### REQUIRED TASK
Retype the whole listing below line for line, without changing a character, and leave out the pictures.

══════

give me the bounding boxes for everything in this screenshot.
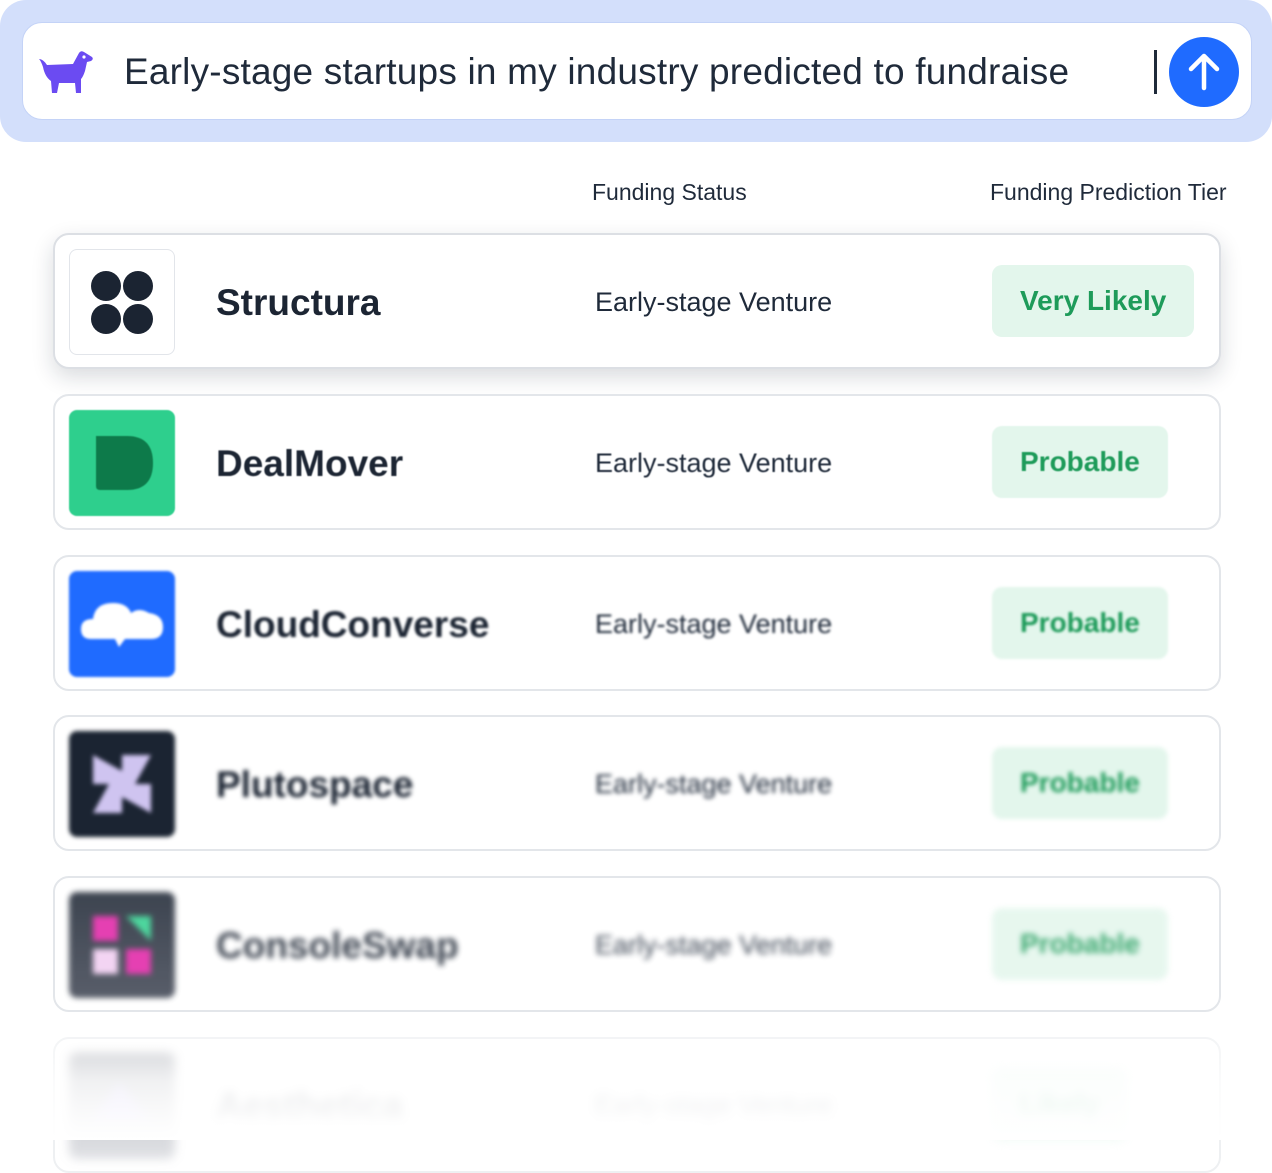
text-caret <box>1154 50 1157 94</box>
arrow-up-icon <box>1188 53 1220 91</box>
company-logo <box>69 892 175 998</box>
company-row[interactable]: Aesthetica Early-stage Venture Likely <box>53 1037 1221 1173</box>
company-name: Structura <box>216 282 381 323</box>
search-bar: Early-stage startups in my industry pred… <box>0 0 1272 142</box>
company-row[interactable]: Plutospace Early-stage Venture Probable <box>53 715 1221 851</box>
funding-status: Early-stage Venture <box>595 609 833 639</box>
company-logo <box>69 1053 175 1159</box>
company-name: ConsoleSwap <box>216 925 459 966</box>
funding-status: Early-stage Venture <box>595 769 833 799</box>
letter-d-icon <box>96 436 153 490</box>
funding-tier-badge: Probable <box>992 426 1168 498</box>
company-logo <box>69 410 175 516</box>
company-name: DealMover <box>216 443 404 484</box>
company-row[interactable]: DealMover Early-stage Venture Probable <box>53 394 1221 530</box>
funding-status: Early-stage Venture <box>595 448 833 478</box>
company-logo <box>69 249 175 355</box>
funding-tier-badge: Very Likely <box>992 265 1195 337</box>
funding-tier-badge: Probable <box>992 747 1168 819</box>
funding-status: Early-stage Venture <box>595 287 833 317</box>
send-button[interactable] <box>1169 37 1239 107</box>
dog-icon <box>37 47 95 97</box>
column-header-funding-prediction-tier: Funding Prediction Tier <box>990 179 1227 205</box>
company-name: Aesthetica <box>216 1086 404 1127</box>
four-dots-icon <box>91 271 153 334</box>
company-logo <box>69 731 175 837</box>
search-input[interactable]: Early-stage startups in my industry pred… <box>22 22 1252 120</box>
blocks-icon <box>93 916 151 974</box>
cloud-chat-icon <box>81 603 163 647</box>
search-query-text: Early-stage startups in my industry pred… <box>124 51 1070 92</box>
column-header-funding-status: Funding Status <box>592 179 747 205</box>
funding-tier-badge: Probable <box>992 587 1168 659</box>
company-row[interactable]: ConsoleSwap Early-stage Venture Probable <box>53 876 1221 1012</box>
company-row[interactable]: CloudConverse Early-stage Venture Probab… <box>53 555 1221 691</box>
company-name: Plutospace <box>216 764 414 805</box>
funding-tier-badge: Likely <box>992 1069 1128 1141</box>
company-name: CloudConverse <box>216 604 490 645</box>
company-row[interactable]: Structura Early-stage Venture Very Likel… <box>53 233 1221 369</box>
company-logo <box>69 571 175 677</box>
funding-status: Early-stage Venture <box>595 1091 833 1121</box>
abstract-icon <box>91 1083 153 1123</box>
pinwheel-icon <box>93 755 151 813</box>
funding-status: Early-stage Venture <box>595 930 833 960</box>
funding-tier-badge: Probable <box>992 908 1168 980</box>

══════

### EXERCISE ANSWER
give me the bounding boxes for everything in this screenshot.
text-caret <box>1154 50 1157 94</box>
arrow-up-icon <box>1188 53 1220 91</box>
company-logo <box>69 892 175 998</box>
company-row[interactable]: Aesthetica Early-stage Venture Likely <box>53 1037 1221 1173</box>
company-name: Structura <box>216 282 381 323</box>
search-bar: Early-stage startups in my industry pred… <box>0 0 1272 142</box>
company-row[interactable]: Plutospace Early-stage Venture Probable <box>53 715 1221 851</box>
funding-status: Early-stage Venture <box>595 609 833 639</box>
company-logo <box>69 1053 175 1159</box>
company-name: ConsoleSwap <box>216 925 459 966</box>
funding-status: Early-stage Venture <box>595 769 833 799</box>
letter-d-icon <box>96 436 153 490</box>
funding-tier-badge: Probable <box>992 426 1168 498</box>
company-logo <box>69 410 175 516</box>
company-name: DealMover <box>216 443 404 484</box>
company-row[interactable]: DealMover Early-stage Venture Probable <box>53 394 1221 530</box>
funding-status: Early-stage Venture <box>595 448 833 478</box>
company-logo <box>69 249 175 355</box>
funding-tier-badge: Very Likely <box>992 265 1195 337</box>
funding-tier-badge: Probable <box>992 747 1168 819</box>
funding-status: Early-stage Venture <box>595 287 833 317</box>
send-button[interactable] <box>1169 37 1239 107</box>
dog-icon <box>37 47 95 97</box>
column-header-funding-prediction-tier: Funding Prediction Tier <box>990 179 1227 205</box>
company-name: Aesthetica <box>216 1086 404 1127</box>
four-dots-icon <box>91 271 153 334</box>
company-logo <box>69 731 175 837</box>
search-input[interactable]: Early-stage startups in my industry pred… <box>22 22 1252 120</box>
blocks-icon <box>93 916 151 974</box>
cloud-chat-icon <box>81 603 163 647</box>
search-query-text: Early-stage startups in my industry pred… <box>124 51 1070 92</box>
column-header-funding-status: Funding Status <box>592 179 747 205</box>
funding-tier-badge: Probable <box>992 587 1168 659</box>
company-row[interactable]: ConsoleSwap Early-stage Venture Probable <box>53 876 1221 1012</box>
company-row[interactable]: CloudConverse Early-stage Venture Probab… <box>53 555 1221 691</box>
company-name: Plutospace <box>216 764 414 805</box>
funding-tier-badge: Likely <box>992 1069 1128 1141</box>
company-name: CloudConverse <box>216 604 490 645</box>
company-row[interactable]: Structura Early-stage Venture Very Likel… <box>53 233 1221 369</box>
company-logo <box>69 571 175 677</box>
funding-status: Early-stage Venture <box>595 1091 833 1121</box>
abstract-icon <box>91 1083 153 1123</box>
pinwheel-icon <box>93 755 151 813</box>
funding-status: Early-stage Venture <box>595 930 833 960</box>
funding-tier-badge: Probable <box>992 908 1168 980</box>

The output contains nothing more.